*Request*: Copy out the lines without any changes, from the very beginning of the entries through the line that contains "- legend-label-brands: Brands: [63, 114, 116, 132]", and include that final line.

Annotated element listings:

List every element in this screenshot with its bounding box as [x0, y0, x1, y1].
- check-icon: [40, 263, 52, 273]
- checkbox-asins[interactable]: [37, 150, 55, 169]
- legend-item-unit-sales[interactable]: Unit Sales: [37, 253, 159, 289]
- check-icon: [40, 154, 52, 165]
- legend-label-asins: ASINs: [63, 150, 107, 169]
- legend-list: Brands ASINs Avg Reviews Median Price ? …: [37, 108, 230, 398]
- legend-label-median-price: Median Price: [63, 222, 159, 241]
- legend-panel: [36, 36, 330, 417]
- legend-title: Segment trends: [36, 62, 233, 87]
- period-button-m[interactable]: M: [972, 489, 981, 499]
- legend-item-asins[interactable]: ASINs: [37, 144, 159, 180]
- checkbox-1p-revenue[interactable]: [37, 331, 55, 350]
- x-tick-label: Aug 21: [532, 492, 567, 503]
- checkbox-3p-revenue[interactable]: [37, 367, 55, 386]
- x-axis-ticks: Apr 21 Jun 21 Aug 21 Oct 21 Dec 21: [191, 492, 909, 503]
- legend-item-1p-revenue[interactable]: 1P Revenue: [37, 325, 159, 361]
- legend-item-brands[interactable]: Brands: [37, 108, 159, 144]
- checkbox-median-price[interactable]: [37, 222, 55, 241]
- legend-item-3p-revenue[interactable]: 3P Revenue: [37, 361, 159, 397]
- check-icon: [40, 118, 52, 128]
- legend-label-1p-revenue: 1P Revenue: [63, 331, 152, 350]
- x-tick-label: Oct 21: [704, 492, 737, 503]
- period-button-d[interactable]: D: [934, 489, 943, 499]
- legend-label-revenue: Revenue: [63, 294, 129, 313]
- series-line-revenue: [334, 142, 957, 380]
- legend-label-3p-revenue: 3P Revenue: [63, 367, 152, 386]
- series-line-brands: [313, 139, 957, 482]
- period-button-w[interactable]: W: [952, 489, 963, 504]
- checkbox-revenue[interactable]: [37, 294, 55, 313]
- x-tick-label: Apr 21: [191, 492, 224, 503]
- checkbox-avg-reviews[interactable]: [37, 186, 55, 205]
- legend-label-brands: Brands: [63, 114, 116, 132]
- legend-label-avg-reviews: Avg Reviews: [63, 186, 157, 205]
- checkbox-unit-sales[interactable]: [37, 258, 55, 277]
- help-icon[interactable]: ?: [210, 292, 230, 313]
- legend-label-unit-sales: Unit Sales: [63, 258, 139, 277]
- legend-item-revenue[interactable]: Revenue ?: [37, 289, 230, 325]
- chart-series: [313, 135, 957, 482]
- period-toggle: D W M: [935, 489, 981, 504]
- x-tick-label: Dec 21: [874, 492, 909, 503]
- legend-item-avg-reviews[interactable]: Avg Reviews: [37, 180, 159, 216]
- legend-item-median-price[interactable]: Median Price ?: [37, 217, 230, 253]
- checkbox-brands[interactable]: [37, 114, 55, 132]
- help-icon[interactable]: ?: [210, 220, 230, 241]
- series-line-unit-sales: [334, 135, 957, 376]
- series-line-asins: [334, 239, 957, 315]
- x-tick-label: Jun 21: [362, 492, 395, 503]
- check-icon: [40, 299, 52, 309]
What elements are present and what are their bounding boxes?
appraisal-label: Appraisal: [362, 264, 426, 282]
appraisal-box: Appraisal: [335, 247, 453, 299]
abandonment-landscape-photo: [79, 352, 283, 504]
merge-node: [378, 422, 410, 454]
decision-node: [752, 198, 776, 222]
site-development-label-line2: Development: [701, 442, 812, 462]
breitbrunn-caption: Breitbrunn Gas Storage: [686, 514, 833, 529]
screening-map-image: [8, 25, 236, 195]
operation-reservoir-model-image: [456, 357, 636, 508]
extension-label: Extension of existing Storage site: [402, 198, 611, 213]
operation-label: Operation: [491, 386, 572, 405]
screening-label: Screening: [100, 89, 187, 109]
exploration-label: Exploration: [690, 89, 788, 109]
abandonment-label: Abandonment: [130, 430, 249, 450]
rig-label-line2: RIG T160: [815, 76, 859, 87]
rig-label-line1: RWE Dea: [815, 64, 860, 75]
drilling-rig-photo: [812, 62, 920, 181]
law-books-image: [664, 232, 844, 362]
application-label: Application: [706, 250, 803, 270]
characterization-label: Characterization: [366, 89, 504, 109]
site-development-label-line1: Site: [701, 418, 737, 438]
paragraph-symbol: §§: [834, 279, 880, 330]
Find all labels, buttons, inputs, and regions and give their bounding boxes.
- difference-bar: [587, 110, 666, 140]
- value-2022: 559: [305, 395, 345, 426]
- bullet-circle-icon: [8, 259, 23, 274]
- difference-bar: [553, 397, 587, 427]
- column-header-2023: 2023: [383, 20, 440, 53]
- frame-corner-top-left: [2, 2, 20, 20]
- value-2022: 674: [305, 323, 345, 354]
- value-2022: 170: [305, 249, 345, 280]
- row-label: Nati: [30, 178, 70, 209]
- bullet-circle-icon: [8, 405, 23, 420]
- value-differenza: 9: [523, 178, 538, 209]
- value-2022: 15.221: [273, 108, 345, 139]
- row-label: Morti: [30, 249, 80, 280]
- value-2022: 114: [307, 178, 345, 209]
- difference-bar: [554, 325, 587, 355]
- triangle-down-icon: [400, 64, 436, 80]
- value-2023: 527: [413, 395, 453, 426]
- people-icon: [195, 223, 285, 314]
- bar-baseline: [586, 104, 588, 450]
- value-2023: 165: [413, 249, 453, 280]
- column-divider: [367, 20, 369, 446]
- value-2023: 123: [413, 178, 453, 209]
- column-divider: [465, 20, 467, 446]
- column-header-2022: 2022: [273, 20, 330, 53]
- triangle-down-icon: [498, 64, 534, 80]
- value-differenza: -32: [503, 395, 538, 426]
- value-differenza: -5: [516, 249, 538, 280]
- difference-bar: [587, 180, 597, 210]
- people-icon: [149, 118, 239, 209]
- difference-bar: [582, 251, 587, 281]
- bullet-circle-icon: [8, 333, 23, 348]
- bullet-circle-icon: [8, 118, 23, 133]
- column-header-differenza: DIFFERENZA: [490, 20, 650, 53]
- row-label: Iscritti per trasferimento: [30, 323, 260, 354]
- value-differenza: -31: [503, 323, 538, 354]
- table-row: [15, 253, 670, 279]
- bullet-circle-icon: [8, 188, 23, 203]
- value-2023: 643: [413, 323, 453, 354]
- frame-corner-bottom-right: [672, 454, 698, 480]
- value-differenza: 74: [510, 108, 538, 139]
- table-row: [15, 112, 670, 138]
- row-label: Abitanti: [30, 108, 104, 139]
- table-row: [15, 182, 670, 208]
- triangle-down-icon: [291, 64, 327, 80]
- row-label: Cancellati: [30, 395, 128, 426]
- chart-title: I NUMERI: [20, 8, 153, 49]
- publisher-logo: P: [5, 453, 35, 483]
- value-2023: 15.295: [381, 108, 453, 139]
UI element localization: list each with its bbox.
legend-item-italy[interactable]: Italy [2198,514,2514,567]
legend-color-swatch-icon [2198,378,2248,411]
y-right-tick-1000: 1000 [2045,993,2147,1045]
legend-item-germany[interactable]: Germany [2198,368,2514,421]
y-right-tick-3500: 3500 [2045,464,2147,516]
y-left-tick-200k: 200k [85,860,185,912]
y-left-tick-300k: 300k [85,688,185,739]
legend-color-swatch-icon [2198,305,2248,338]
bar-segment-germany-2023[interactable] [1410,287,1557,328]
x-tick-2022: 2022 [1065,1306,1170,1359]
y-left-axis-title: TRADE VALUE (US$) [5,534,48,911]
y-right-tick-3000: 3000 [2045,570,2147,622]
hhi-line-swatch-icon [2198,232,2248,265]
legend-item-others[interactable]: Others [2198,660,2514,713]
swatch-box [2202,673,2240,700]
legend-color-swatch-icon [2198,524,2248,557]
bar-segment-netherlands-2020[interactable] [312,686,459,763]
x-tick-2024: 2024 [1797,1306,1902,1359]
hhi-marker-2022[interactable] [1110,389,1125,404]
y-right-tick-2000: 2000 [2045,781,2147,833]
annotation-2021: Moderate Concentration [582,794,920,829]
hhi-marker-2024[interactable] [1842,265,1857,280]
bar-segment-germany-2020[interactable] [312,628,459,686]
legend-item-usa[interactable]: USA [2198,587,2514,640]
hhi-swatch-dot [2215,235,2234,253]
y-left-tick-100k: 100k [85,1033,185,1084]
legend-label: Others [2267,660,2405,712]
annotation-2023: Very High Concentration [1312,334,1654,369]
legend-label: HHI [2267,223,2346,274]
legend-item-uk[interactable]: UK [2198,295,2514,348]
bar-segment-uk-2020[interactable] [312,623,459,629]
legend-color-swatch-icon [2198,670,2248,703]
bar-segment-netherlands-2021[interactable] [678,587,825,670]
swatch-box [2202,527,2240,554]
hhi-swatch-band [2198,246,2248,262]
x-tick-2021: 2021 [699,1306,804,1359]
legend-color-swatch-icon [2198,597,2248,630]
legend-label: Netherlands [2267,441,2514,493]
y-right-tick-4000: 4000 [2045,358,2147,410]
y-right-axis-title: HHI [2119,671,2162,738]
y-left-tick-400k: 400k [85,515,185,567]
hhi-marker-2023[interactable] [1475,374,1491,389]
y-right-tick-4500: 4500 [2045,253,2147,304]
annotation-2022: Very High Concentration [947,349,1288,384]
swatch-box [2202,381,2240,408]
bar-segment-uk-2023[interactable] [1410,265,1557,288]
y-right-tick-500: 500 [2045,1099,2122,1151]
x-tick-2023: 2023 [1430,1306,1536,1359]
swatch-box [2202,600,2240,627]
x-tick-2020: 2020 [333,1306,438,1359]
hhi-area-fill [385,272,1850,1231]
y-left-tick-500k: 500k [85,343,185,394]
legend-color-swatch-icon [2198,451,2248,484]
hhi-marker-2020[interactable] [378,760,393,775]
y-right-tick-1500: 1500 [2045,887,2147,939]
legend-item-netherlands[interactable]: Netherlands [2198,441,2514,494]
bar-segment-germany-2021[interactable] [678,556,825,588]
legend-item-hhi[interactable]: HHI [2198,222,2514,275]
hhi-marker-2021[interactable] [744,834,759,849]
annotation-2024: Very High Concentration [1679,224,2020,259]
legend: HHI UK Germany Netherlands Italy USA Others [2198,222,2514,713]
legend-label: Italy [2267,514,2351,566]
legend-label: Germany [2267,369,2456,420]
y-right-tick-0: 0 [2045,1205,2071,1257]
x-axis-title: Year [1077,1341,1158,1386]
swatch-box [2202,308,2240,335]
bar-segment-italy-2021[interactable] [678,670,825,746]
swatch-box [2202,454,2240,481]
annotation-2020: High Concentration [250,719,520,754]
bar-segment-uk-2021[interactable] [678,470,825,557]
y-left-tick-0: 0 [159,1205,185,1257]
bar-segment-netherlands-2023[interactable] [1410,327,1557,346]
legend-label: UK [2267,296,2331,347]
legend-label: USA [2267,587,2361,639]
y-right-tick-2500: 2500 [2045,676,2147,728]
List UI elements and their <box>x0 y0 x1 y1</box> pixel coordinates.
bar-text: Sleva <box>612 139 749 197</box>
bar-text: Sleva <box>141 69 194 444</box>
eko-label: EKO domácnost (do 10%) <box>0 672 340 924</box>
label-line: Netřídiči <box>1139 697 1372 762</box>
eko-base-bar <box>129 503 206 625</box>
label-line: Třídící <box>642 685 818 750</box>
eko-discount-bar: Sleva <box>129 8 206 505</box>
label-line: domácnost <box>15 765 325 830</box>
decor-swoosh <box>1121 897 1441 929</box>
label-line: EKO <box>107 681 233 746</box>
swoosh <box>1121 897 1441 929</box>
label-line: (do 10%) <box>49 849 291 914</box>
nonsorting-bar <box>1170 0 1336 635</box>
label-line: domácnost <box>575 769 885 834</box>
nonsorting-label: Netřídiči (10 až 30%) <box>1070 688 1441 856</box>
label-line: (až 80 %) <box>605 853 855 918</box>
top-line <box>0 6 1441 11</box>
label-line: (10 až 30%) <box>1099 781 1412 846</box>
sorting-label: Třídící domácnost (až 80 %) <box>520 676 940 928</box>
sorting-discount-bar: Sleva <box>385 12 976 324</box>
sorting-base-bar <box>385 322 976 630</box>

*Reply to the task*:
List every element in this screenshot with its bounding box as [x0, y0, x1, y1].
- check-icon: [40, 263, 52, 273]
- checkbox-asins[interactable]: [37, 150, 55, 169]
- legend-item-unit-sales[interactable]: Unit Sales: [37, 253, 159, 289]
- check-icon: [40, 154, 52, 165]
- legend-label-asins: ASINs: [63, 150, 107, 169]
- legend-list: Brands ASINs Avg Reviews Median Price ? …: [37, 108, 230, 398]
- legend-label-median-price: Median Price: [63, 222, 159, 241]
- legend-panel: [36, 36, 330, 417]
- legend-title: Segment trends: [36, 62, 233, 87]
- period-button-m[interactable]: M: [972, 489, 981, 499]
- legend-item-asins[interactable]: ASINs: [37, 144, 159, 180]
- checkbox-1p-revenue[interactable]: [37, 331, 55, 350]
- x-tick-label: Aug 21: [532, 492, 567, 503]
- checkbox-3p-revenue[interactable]: [37, 367, 55, 386]
- x-axis-ticks: Apr 21 Jun 21 Aug 21 Oct 21 Dec 21: [191, 492, 909, 503]
- legend-item-1p-revenue[interactable]: 1P Revenue: [37, 325, 159, 361]
- legend-item-brands[interactable]: Brands: [37, 108, 159, 144]
- checkbox-median-price[interactable]: [37, 222, 55, 241]
- legend-item-3p-revenue[interactable]: 3P Revenue: [37, 361, 159, 397]
- check-icon: [40, 118, 52, 128]
- legend-label-1p-revenue: 1P Revenue: [63, 331, 152, 350]
- x-tick-label: Oct 21: [704, 492, 737, 503]
- period-button-d[interactable]: D: [934, 489, 943, 499]
- legend-label-revenue: Revenue: [63, 294, 129, 313]
- series-line-revenue: [334, 142, 957, 380]
- legend-label-3p-revenue: 3P Revenue: [63, 367, 152, 386]
- series-line-brands: [313, 139, 957, 482]
- period-button-w[interactable]: W: [952, 489, 963, 504]
- checkbox-revenue[interactable]: [37, 294, 55, 313]
- x-tick-label: Apr 21: [191, 492, 224, 503]
- checkbox-avg-reviews[interactable]: [37, 186, 55, 205]
- legend-label-brands: Brands: [63, 114, 116, 132]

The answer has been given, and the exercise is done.